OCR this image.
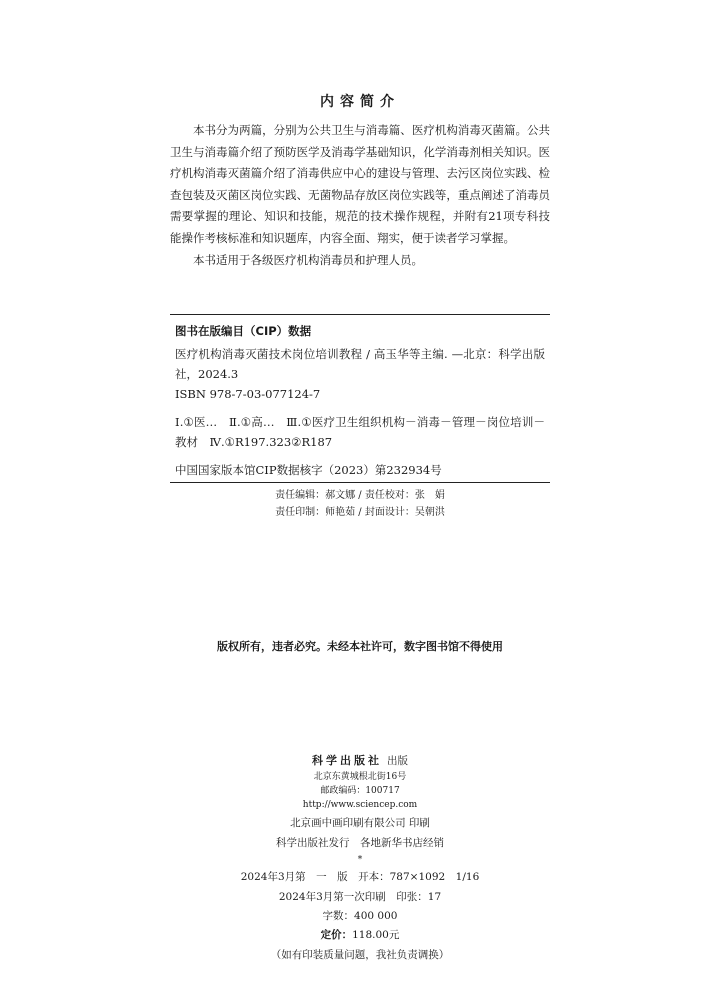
内容简介

本书分为两篇，分别为公共卫生与消毒篇、医疗机构消毒灭菌篇。公共卫生与消毒篇介绍了预防医学及消毒学基础知识，化学消毒剂相关知识。医疗机构消毒灭菌篇介绍了消毒供应中心的建设与管理、去污区岗位实践、检查包装及灭菌区岗位实践、无菌物品存放区岗位实践等，重点阐述了消毒员需要掌握的理论、知识和技能，规范的技术操作规程，并附有21项专科技能操作考核标准和知识题库，内容全面、翔实，便于读者学习掌握。

本书适用于各级医疗机构消毒员和护理人员。

图书在版编目（CIP）数据
医疗机构消毒灭菌技术岗位培训教程 / 高玉华等主编. —北京：科学出版社，2024.3
ISBN 978-7-03-077124-7
Ⅰ.①医…　Ⅱ.①高…　Ⅲ.①医疗卫生组织机构－消毒－管理－岗位培训－教材　Ⅳ.①R197.323②R187
中国国家版本馆CIP数据核字（2023）第232934号
责任编辑：郝文娜 / 责任校对：张　娟
责任印制：师艳茹 / 封面设计：吴朝洪
版权所有，违者必究。未经本社许可，数字图书馆不得使用
科学出版社 出版
北京东黄城根北街16号
邮政编码：100717
http://www.sciencep.com
北京画中画印刷有限公司 印刷
科学出版社发行　各地新华书店经销
*
2024年3月第　一　版　开本：787×1092　1/16
2024年3月第一次印刷　印张：17
字数：400 000
定价：118.00元
（如有印装质量问题，我社负责调换）
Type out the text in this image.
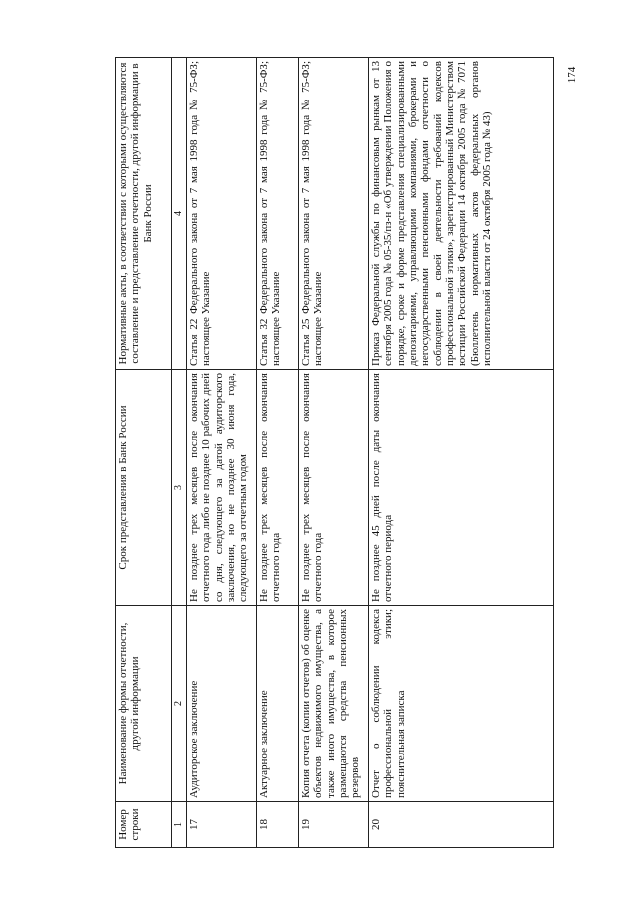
174
Номер строки	Наименование формы отчетности, другой информации	Срок представления в Банк России	Нормативные акты, в соответствии с которыми осуществляются составление и представление отчетности, другой информации в Банк России
1	2	3	4
17	Аудиторское заключение	Не позднее трех месяцев после окончания отчетного года либо не позднее 10 рабочих дней со дня, следующего за датой аудиторского заключения, но не позднее 30 июня года, следующего за отчетным годом	Статья 22 Федерального закона от 7 мая 1998 года № 75-ФЗ; настоящее Указание
18	Актуарное заключение	Не позднее трех месяцев после окончания отчетного года	Статья 32 Федерального закона от 7 мая 1998 года № 75-ФЗ; настоящее Указание
19	Копия отчета (копии отчетов) об оценке объектов недвижимого имущества, а также иного имущества, в которое размещаются средства пенсионных резервов	Не позднее трех месяцев после окончания отчетного года	Статья 25 Федерального закона от 7 мая 1998 года № 75-ФЗ; настоящее Указание
20	Отчет о соблюдении кодекса профессиональной этики; пояснительная записка	Не позднее 45 дней после даты окончания отчетного периода	Приказ Федеральной службы по финансовым рынкам от 13 сентября 2005 года № 05-35/пз-н «Об утверждении Положения о порядке, сроке и форме представления специализированными депозитариями, управляющими компаниями, брокерами и негосударственными пенсионными фондами отчетности о соблюдении в своей деятельности требований кодексов профессиональной этики», зарегистрированный Министерством юстиции Российской Федерации 14 октября 2005 года № 7071 (Бюллетень нормативных актов федеральных органов исполнительной власти от 24 октября 2005 года № 43)
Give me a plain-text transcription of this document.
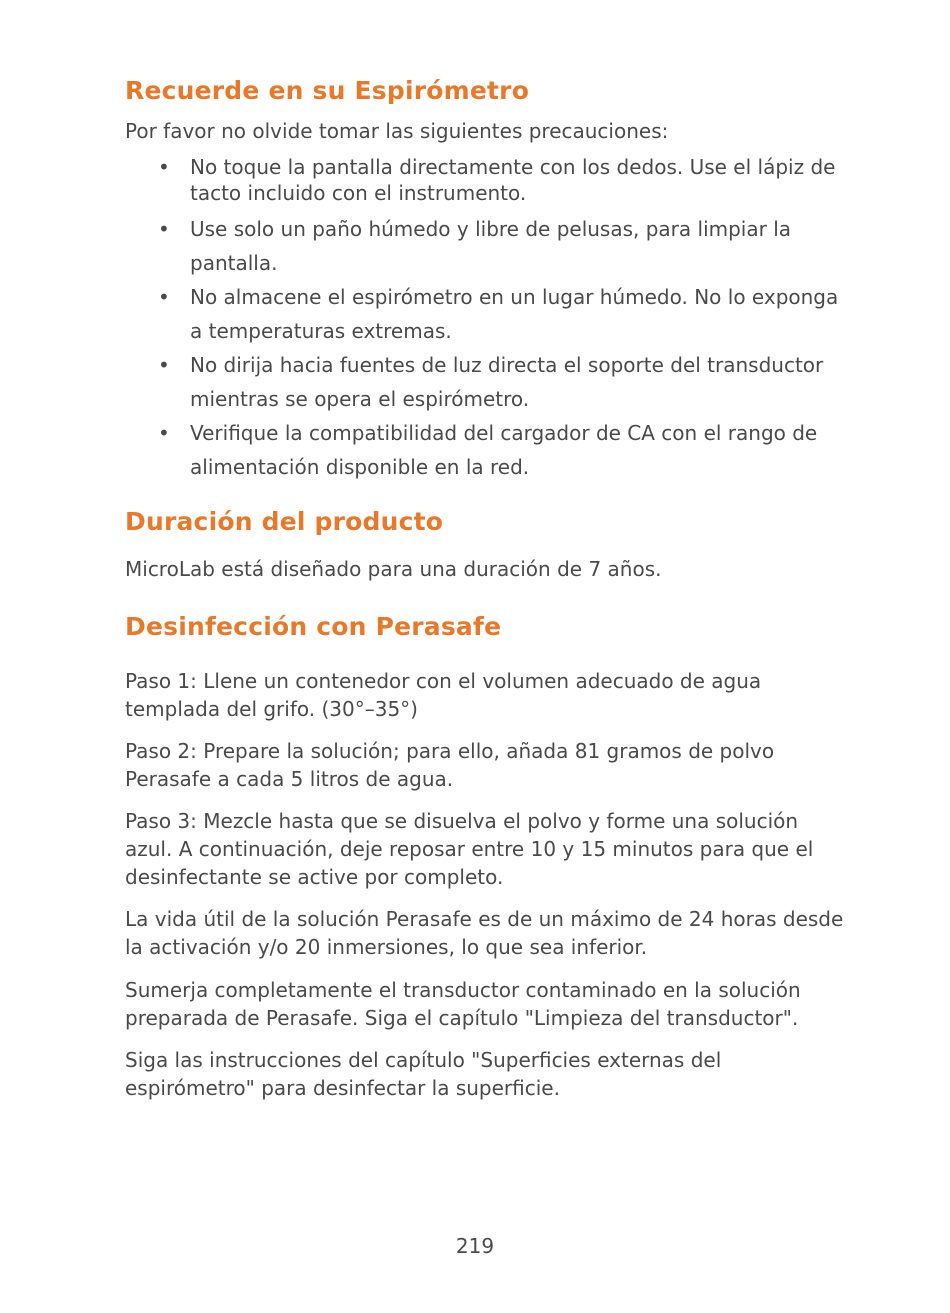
Recuerde en su Espirómetro

Por favor no olvide tomar las siguientes precauciones:

• No toque la pantalla directamente con los dedos. Use el lápiz de tacto incluido con el instrumento.
• Use solo un paño húmedo y libre de pelusas, para limpiar la pantalla.
• No almacene el espirómetro en un lugar húmedo. No lo exponga a temperaturas extremas.
• No dirija hacia fuentes de luz directa el soporte del transductor mientras se opera el espirómetro.
• Verifique la compatibilidad del cargador de CA con el rango de alimentación disponible en la red.
Duración del producto

MicroLab está diseñado para una duración de 7 años.

Desinfección con Perasafe

Paso 1: Llene un contenedor con el volumen adecuado de agua templada del grifo. (30°–35°)

Paso 2: Prepare la solución; para ello, añada 81 gramos de polvo Perasafe a cada 5 litros de agua.

Paso 3: Mezcle hasta que se disuelva el polvo y forme una solución azul. A continuación, deje reposar entre 10 y 15 minutos para que el desinfectante se active por completo.

La vida útil de la solución Perasafe es de un máximo de 24 horas desde la activación y/o 20 inmersiones, lo que sea inferior.

Sumerja completamente el transductor contaminado en la solución preparada de Perasafe. Siga el capítulo "Limpieza del transductor".

Siga las instrucciones del capítulo "Superficies externas del espirómetro" para desinfectar la superficie.

219
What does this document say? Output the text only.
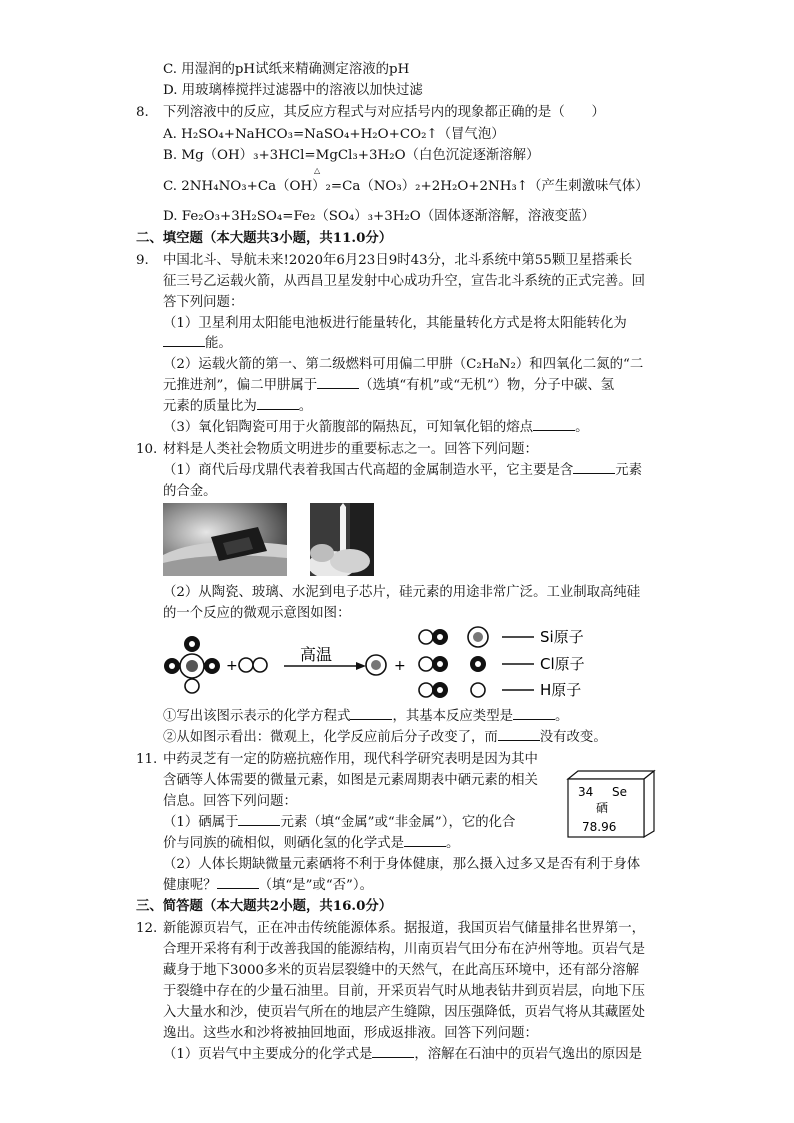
C. 用湿润的pH试纸来精确测定溶液的pH
D. 用玻璃棒搅拌过滤器中的溶液以加快过滤
8. 下列溶液中的反应，其反应方程式与对应括号内的现象都正确的是（　　）
A. H₂SO₄+NaHCO₃=NaSO₄+H₂O+CO₂↑（冒气泡）
B. Mg（OH）₃+3HCl=MgCl₃+3H₂O（白色沉淀逐渐溶解）
△
C. 2NH₄NO₃+Ca（OH）₂=Ca（NO₃）₂+2H₂O+2NH₃↑（产生刺激味气体）
D. Fe₂O₃+3H₂SO₄=Fe₂（SO₄）₃+3H₂O（固体逐渐溶解，溶液变蓝）
二、填空题（本大题共3小题，共11.0分）
9. 中国北斗、导航未来!2020年6月23日9时43分，北斗系统中第55颗卫星搭乘长
征三号乙运载火箭，从西昌卫星发射中心成功升空，宣告北斗系统的正式完善。回
答下列问题：
（1）卫星利用太阳能电池板进行能量转化，其能量转化方式是将太阳能转化为
能。
（2）运载火箭的第一、第二级燃料可用偏二甲肼（C₂H₈N₂）和四氧化二氮的“二
元推进剂”，偏二甲肼属于	（选填“有机”或“无机”）物，分子中碳、氢
元素的质量比为	。
（3）氧化铝陶瓷可用于火箭腹部的隔热瓦，可知氧化铝的熔点	。
10. 材料是人类社会物质文明进步的重要标志之一。回答下列问题：
（1）商代后母戊鼎代表着我国古代高超的金属制造水平，它主要是含	元素
的合金。
（2）从陶瓷、玻璃、水泥到电子芯片，硅元素的用途非常广泛。工业制取高纯硅
的一个反应的微观示意图如图：
+
高温
+
Si原子
Cl原子
H原子
①写出该图示表示的化学方程式	，其基本反应类型是	。
②从如图示看出：微观上，化学反应前后分子改变了，而	没有改变。
11. 中药灵芝有一定的防癌抗癌作用，现代科学研究表明是因为其中
含硒等人体需要的微量元素，如图是元素周期表中硒元素的相关
信息。回答下列问题：
（1）硒属于	元素（填“金属”或“非金属”），它的化合
价与同族的硫相似，则硒化氢的化学式是	。
（2）人体长期缺微量元素硒将不利于身体健康，那么摄入过多又是否有利于身体
健康呢？	（填“是”或“否”）。
34 Se
硒
78.96
三、简答题（本大题共2小题，共16.0分）
12. 新能源页岩气，正在冲击传统能源体系。据报道，我国页岩气储量排名世界第一，
合理开采将有利于改善我国的能源结构，川南页岩气田分布在泸州等地。页岩气是
藏身于地下3000多米的页岩层裂缝中的天然气，在此高压环境中，还有部分溶解
于裂缝中存在的少量石油里。目前，开采页岩气时从地表钻井到页岩层，向地下压
入大量水和沙，使页岩气所在的地层产生缝隙，因压强降低，页岩气将从其藏匿处
逸出。这些水和沙将被抽回地面，形成返排液。回答下列问题：
（1）页岩气中主要成分的化学式是	，溶解在石油中的页岩气逸出的原因是
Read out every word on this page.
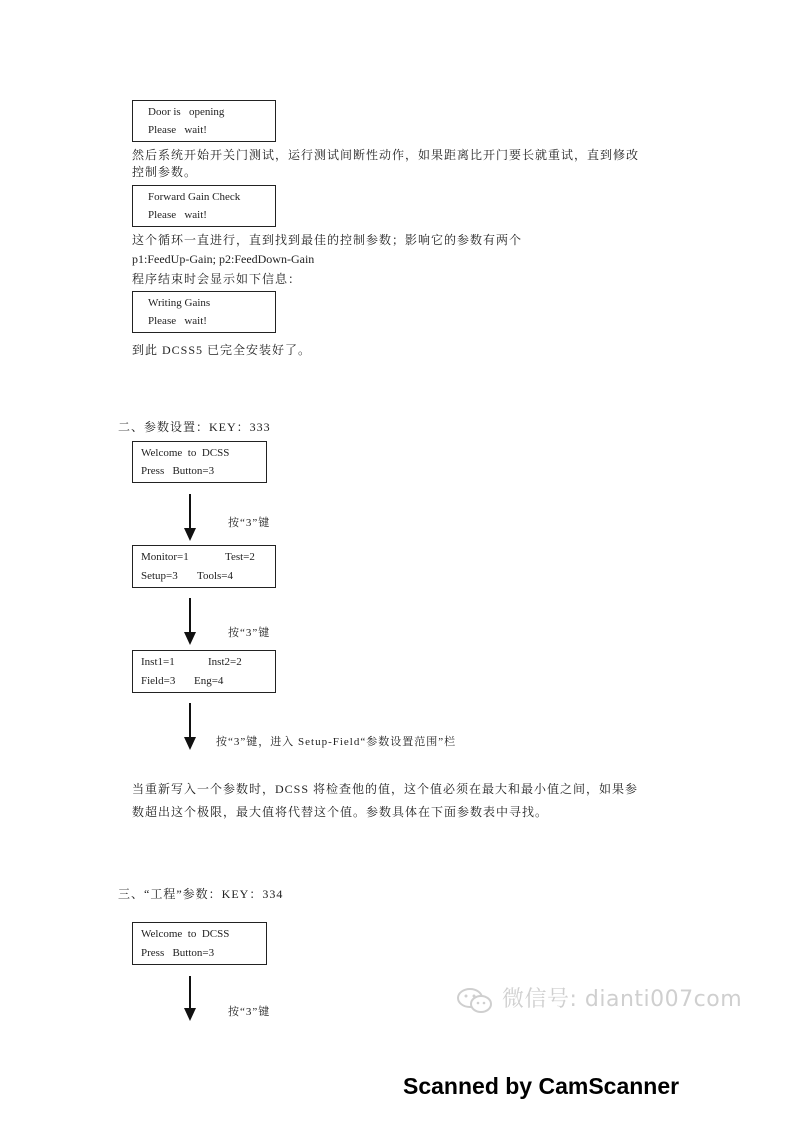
Door is   opening
Please   wait!
然后系统开始开关门测试，运行测试间断性动作，如果距离比开门要长就重试，直到修改
控制参数。
Forward Gain Check
Please   wait!
这个循环一直进行，直到找到最佳的控制参数；影响它的参数有两个
p1:FeedUp-Gain; p2:FeedDown-Gain
程序结束时会显示如下信息：
Writing Gains
Please   wait!
到此 DCSS5 已完全安装好了。
二、参数设置：KEY：333
Welcome  to  DCSS
Press   Button=3
按“3”键
Monitor=1	Test=2
Setup=3 Tools=4
按“3”键
Inst1=1	Inst2=2
Field=3 Eng=4
按“3”键，进入 Setup-Field“参数设置范围”栏
当重新写入一个参数时，DCSS 将检查他的值，这个值必须在最大和最小值之间，如果参
数超出这个极限，最大值将代替这个值。参数具体在下面参数表中寻找。
三、“工程”参数：KEY：334
Welcome  to  DCSS
Press   Button=3
按“3”键	微信号: dianti007com
Scanned by CamScanner
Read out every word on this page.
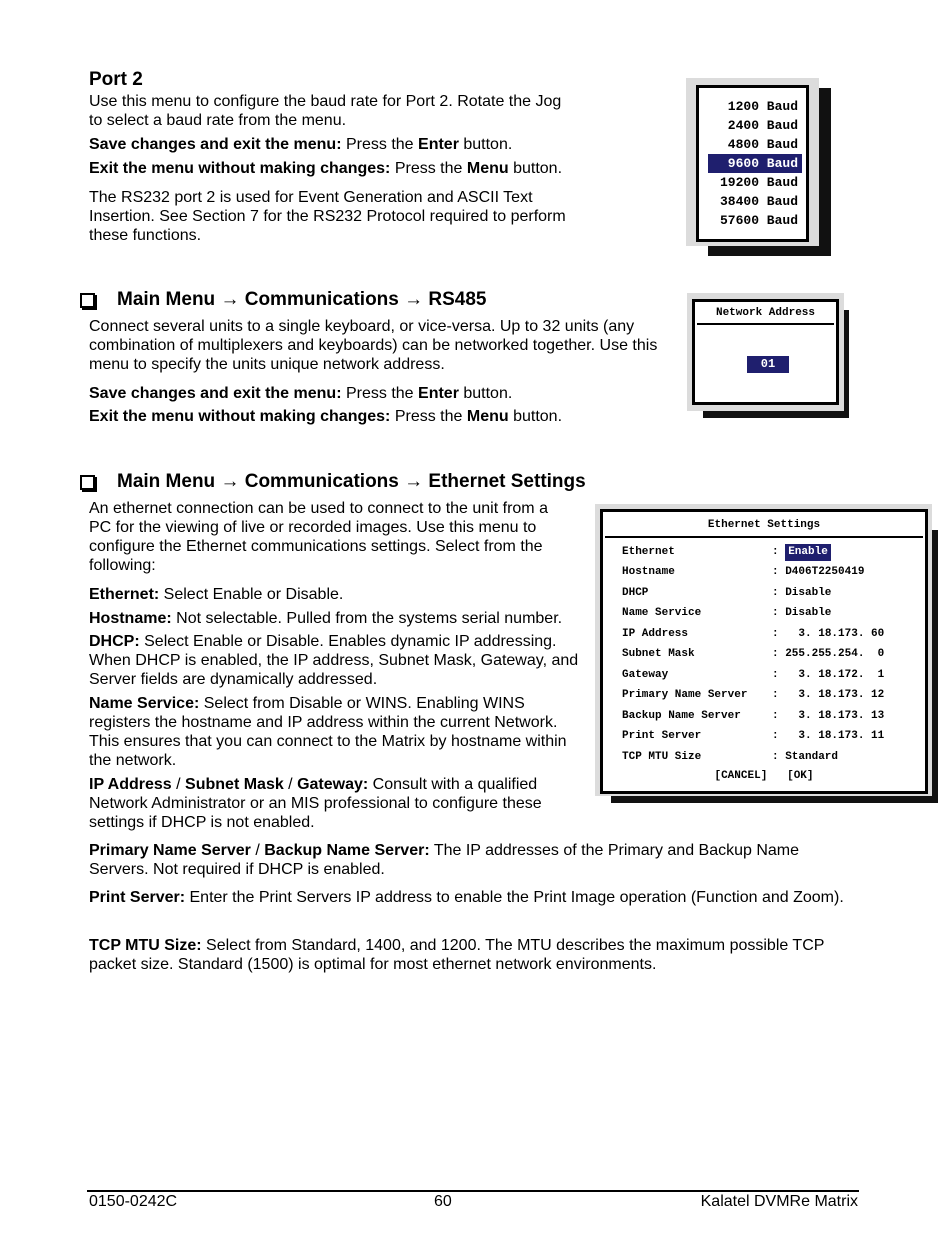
Port 2

Use this menu to configure the baud rate for Port 2. Rotate the Jog to select a baud rate from the menu.

Save changes and exit the menu: Press the Enter button.

Exit the menu without making changes: Press the Menu button.

The RS232 port 2 is used for Event Generation and ASCII Text Insertion. See Section 7 for the RS232 Protocol required to perform these functions.

1200 Baud
2400 Baud
4800 Baud
9600 Baud
19200 Baud
38400 Baud
57600 Baud
Main Menu → Communications → RS485

Connect several units to a single keyboard, or vice-versa. Up to 32 units (any combination of multiplexers and keyboards) can be networked together. Use this menu to specify the units unique network address.

Save changes and exit the menu: Press the Enter button.

Exit the menu without making changes: Press the Menu button.

Network Address
01
Main Menu → Communications → Ethernet Settings

An ethernet connection can be used to connect to the unit from a PC for the viewing of live or recorded images. Use this menu to configure the Ethernet communications settings. Select from the following:

Ethernet: Select Enable or Disable.

Hostname: Not selectable. Pulled from the systems serial number.

DHCP: Select Enable or Disable. Enables dynamic IP addressing. When DHCP is enabled, the IP address, Subnet Mask, Gateway, and Server fields are dynamically addressed.

Name Service: Select from Disable or WINS. Enabling WINS registers the hostname and IP address within the current Network. This ensures that you can connect to the Matrix by hostname within the network.

IP Address / Subnet Mask / Gateway: Consult with a qualified Network Administrator or an MIS professional to configure these settings if DHCP is not enabled.

Primary Name Server / Backup Name Server: The IP addresses of the Primary and Backup Name Servers. Not required if DHCP is enabled.

Print Server: Enter the Print Servers IP address to enable the Print Image operation (Function and Zoom).

TCP MTU Size: Select from Standard, 1400, and 1200. The MTU describes the maximum possible TCP packet size. Standard (1500) is optimal for most ethernet network environments.

Ethernet Settings
Ethernet	: Enable
Hostname	: D406T2250419
DHCP	: Disable
Name Service	: Disable
IP Address	:   3. 18.173. 60
Subnet Mask	: 255.255.254.  0
Gateway	:   3. 18.172.  1
Primary Name Server :   3. 18.173. 12
Backup Name Server	:   3. 18.173. 13
Print Server	:   3. 18.173. 11
TCP MTU Size	: Standard
[CANCEL] [OK]
0150-0242C	60	Kalatel DVMRe Matrix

☆ ☆ ☆ ☆ ☆

Request →
Identify each line in the entries with the word "дней" and copy it.

Expected answer →
17	Аудиторское заключение	Не позднее трех месяцев после окончания отчетного года либо не позднее 10 рабочих дней со дня, следующего за датой аудиторского заключения, но не позднее 30 июня года, следующего за отчетным годом	Статья 22 Федерального закона от 7 мая 1998 года № 75-ФЗ; настоящее Указание
20	Отчет о соблюдении кодекса профессиональной этики; пояснительная записка	Не позднее 45 дней после даты окончания отчетного периода	Приказ Федеральной службы по финансовым рынкам от 13 сентября 2005 года № 05-35/пз-н «Об утверждении Положения о порядке, сроке и форме представления специализированными депозитариями, управляющими компаниями, брокерами и негосударственными пенсионными фондами отчетности о соблюдении в своей деятельности требований кодексов профессиональной этики», зарегистрированный Министерством юстиции Российской Федерации 14 октября 2005 года № 7071 (Бюллетень нормативных актов федеральных органов исполнительной власти от 24 октября 2005 года № 43)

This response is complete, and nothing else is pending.